*To do*: Wherever a line holds the string "xlabel", copy that line.

*Figure collection entries*:
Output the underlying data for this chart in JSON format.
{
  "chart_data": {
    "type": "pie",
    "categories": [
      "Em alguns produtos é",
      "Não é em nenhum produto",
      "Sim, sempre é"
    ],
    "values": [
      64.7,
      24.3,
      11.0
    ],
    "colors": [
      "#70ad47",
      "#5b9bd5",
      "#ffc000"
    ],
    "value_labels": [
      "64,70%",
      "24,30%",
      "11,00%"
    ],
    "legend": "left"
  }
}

--

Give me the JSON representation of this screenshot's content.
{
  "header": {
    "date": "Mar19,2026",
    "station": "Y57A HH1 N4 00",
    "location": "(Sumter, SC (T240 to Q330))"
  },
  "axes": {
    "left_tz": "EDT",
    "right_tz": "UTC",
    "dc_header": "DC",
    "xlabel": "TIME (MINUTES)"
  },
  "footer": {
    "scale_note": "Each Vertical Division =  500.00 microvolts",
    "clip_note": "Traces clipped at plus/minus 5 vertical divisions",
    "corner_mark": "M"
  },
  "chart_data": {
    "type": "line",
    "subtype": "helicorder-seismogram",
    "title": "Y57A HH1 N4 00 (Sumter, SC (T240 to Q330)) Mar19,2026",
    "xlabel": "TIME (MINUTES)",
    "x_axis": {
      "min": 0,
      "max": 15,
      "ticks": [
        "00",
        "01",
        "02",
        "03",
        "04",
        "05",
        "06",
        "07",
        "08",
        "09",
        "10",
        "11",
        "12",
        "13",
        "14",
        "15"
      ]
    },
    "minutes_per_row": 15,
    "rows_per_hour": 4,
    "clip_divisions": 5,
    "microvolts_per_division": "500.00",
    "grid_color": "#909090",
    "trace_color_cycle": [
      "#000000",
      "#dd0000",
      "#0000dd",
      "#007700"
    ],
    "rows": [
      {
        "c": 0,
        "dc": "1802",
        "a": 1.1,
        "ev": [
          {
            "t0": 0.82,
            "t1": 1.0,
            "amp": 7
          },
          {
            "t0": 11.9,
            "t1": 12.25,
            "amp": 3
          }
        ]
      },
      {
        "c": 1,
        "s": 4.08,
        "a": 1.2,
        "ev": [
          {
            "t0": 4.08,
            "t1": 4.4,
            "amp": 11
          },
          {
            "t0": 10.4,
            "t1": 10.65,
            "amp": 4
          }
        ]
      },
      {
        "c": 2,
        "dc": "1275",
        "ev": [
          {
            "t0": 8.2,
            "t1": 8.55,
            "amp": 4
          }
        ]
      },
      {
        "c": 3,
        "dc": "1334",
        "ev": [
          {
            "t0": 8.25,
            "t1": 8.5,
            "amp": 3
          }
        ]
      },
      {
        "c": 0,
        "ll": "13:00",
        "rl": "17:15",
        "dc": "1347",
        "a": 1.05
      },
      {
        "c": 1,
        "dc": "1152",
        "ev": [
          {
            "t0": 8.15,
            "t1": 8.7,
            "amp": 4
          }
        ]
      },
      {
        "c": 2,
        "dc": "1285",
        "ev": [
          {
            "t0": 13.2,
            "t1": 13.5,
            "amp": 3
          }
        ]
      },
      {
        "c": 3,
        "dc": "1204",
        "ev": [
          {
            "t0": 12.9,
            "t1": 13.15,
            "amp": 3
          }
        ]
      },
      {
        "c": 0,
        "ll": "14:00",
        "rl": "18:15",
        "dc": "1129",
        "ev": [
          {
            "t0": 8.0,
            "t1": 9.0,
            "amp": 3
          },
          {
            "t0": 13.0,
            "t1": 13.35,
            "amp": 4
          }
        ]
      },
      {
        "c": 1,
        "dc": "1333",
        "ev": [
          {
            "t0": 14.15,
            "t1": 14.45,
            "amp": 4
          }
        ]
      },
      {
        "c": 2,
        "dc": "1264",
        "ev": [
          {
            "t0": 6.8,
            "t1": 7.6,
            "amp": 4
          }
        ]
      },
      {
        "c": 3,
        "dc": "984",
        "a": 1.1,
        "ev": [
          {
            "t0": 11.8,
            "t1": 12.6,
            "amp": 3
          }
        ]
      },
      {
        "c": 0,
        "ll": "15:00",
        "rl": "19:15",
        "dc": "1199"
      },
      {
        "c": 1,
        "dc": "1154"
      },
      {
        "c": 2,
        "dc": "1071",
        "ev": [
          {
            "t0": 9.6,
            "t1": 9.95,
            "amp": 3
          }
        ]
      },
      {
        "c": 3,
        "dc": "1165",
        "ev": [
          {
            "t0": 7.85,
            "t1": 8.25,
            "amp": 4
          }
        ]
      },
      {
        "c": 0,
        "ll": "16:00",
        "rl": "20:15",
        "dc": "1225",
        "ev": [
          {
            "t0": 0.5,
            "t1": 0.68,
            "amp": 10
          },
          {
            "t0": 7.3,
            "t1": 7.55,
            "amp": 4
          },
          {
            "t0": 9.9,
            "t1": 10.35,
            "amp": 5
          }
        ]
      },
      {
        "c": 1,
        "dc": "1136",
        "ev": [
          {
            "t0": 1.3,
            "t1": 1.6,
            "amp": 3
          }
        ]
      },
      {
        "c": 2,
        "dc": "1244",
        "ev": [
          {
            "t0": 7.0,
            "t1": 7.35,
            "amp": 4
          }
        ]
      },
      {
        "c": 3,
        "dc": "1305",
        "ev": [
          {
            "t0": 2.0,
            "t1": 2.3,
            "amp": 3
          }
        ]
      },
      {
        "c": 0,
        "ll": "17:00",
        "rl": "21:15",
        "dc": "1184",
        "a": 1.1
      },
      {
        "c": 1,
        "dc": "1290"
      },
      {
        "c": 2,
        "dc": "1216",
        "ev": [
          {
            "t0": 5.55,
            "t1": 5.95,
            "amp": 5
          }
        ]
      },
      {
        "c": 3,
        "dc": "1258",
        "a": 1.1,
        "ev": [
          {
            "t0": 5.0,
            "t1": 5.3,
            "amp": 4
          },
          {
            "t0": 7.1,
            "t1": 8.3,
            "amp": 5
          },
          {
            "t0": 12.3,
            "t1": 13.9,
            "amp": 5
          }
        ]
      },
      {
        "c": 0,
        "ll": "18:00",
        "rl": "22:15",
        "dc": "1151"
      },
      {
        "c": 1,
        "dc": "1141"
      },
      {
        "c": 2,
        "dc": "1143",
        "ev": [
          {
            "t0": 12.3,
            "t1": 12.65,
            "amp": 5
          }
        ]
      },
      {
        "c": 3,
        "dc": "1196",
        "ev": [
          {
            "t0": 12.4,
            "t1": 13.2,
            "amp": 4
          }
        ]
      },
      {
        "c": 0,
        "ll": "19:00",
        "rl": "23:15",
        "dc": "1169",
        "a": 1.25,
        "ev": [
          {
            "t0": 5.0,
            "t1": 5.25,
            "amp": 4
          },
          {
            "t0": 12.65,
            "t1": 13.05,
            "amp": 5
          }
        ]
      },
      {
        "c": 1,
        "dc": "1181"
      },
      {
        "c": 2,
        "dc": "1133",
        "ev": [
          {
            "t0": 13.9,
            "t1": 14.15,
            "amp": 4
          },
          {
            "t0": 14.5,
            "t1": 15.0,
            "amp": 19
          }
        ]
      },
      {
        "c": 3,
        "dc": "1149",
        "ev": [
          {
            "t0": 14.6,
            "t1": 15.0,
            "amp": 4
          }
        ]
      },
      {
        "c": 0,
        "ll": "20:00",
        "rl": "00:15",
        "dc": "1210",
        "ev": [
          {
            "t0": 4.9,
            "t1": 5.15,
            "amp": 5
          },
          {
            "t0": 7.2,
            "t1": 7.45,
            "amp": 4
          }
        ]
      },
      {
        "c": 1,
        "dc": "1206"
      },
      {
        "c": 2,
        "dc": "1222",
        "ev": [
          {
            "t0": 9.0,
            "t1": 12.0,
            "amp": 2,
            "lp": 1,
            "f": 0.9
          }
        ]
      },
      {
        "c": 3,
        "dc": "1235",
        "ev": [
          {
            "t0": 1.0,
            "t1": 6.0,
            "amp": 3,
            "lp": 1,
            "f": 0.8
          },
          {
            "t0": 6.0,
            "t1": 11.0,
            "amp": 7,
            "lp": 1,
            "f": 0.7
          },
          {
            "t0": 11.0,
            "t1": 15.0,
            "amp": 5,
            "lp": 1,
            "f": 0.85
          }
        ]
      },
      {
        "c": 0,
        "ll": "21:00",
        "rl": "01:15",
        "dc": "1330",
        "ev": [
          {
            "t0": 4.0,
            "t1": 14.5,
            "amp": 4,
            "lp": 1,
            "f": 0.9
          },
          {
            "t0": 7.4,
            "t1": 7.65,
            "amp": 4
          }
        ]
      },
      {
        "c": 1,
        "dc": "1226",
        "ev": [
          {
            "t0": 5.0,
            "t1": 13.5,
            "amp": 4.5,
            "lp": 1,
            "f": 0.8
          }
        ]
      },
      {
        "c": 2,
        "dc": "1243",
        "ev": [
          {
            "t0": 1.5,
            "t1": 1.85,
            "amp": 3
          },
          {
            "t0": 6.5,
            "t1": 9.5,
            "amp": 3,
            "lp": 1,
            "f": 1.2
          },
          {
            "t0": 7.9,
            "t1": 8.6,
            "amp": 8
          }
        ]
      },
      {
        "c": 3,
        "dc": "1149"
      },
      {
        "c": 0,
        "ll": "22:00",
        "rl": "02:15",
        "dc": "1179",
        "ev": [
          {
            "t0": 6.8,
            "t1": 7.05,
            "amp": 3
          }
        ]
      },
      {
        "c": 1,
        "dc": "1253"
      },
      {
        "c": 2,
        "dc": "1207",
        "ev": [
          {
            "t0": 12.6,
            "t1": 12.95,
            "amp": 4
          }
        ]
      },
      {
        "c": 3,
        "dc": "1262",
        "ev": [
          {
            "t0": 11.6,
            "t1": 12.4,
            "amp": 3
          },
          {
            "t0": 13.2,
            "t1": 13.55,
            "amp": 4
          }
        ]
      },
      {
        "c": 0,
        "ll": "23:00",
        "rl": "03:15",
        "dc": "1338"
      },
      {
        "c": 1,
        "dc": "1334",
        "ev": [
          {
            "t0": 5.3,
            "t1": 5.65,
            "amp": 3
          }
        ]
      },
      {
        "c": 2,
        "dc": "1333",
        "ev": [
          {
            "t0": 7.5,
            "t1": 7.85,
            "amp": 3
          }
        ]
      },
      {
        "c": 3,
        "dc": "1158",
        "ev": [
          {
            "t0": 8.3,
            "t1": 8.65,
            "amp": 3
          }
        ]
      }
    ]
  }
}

*Answer*:
    "xlabel": "TIME (MINUTES)"
    "xlabel": "TIME (MINUTES)",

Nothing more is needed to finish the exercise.